Written exercise: All of the listing below must be repeated word for word. Pictures are the only thing to omit.

· · · · · · ·

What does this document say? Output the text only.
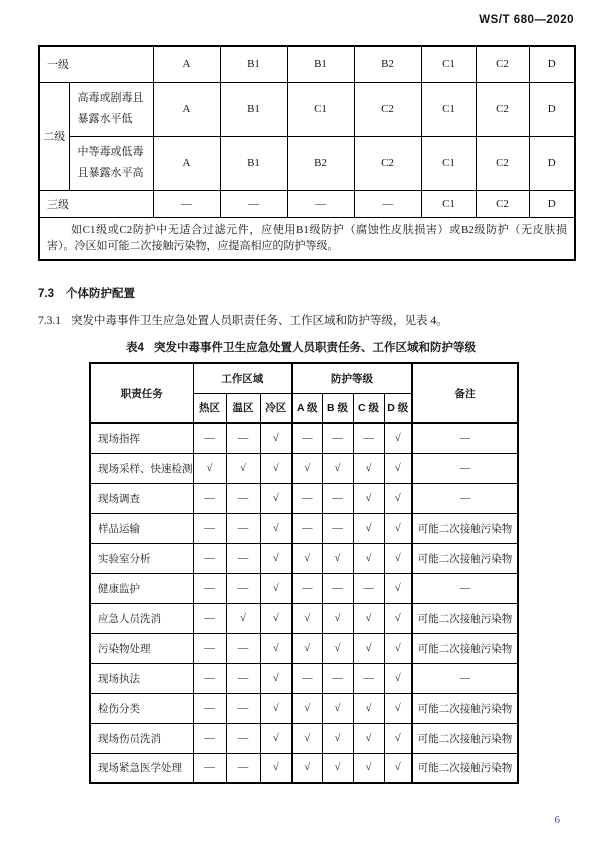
WS/T 680—2020
一级		A	B1	B1	B2	C1	C2	D
二级	高毒或剧毒且暴露水平低	A	B1	C1	C2	C1	C2	D
	中等毒或低毒且暴露水平高	A	B1	B2	C2	C1	C2	D
三级		—	—	—	—	C1	C2	D
如C1级或C2防护中无适合过滤元件，应使用B1级防护（腐蚀性皮肤损害）或B2级防护（无皮肤损害）。冷区如可能二次接触污染物，应提高相应的防护等级。								
7.3 个体防护配置
7.3.1 突发中毒事件卫生应急处置人员职责任务、工作区域和防护等级，见表 4。
表4 突发中毒事件卫生应急处置人员职责任务、工作区域和防护等级
职责任务	工作区域			防护等级				备注
	热区	温区	冷区	A 级	B 级	C 级	D 级	
现场指挥	—	—	√	—	—	—	√	—
现场采样、快速检测	√	√	√	√	√	√	√	—
现场调查	—	—	√	—	—	√	√	—
样品运输	—	—	√	—	—	√	√	可能二次接触污染物
实验室分析	—	—	√	√	√	√	√	可能二次接触污染物
健康监护	—	—	√	—	—	—	√	—
应急人员洗消	—	√	√	√	√	√	√	可能二次接触污染物
污染物处理	—	—	√	√	√	√	√	可能二次接触污染物
现场执法	—	—	√	—	—	—	√	—
检伤分类	—	—	√	√	√	√	√	可能二次接触污染物
现场伤员洗消	—	—	√	√	√	√	√	可能二次接触污染物
现场紧急医学处理	—	—	√	√	√	√	√	可能二次接触污染物
6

· · · · · · ·

Exercise response:
What does this document say? Output the text only.
WS/T 680—2020
一级		A	B1	B1	B2	C1	C2	D
二级	高毒或剧毒且暴露水平低	A	B1	C1	C2	C1	C2	D
	中等毒或低毒且暴露水平高	A	B1	B2	C2	C1	C2	D
三级		—	—	—	—	C1	C2	D
如C1级或C2防护中无适合过滤元件，应使用B1级防护（腐蚀性皮肤损害）或B2级防护（无皮肤损害）。冷区如可能二次接触污染物，应提高相应的防护等级。								
7.3 个体防护配置
7.3.1 突发中毒事件卫生应急处置人员职责任务、工作区域和防护等级，见表 4。
表4 突发中毒事件卫生应急处置人员职责任务、工作区域和防护等级
职责任务	工作区域			防护等级				备注
	热区	温区	冷区	A 级	B 级	C 级	D 级	
现场指挥	—	—	√	—	—	—	√	—
现场采样、快速检测	√	√	√	√	√	√	√	—
现场调查	—	—	√	—	—	√	√	—
样品运输	—	—	√	—	—	√	√	可能二次接触污染物
实验室分析	—	—	√	√	√	√	√	可能二次接触污染物
健康监护	—	—	√	—	—	—	√	—
应急人员洗消	—	√	√	√	√	√	√	可能二次接触污染物
污染物处理	—	—	√	√	√	√	√	可能二次接触污染物
现场执法	—	—	√	—	—	—	√	—
检伤分类	—	—	√	√	√	√	√	可能二次接触污染物
现场伤员洗消	—	—	√	√	√	√	√	可能二次接触污染物
现场紧急医学处理	—	—	√	√	√	√	√	可能二次接触污染物
6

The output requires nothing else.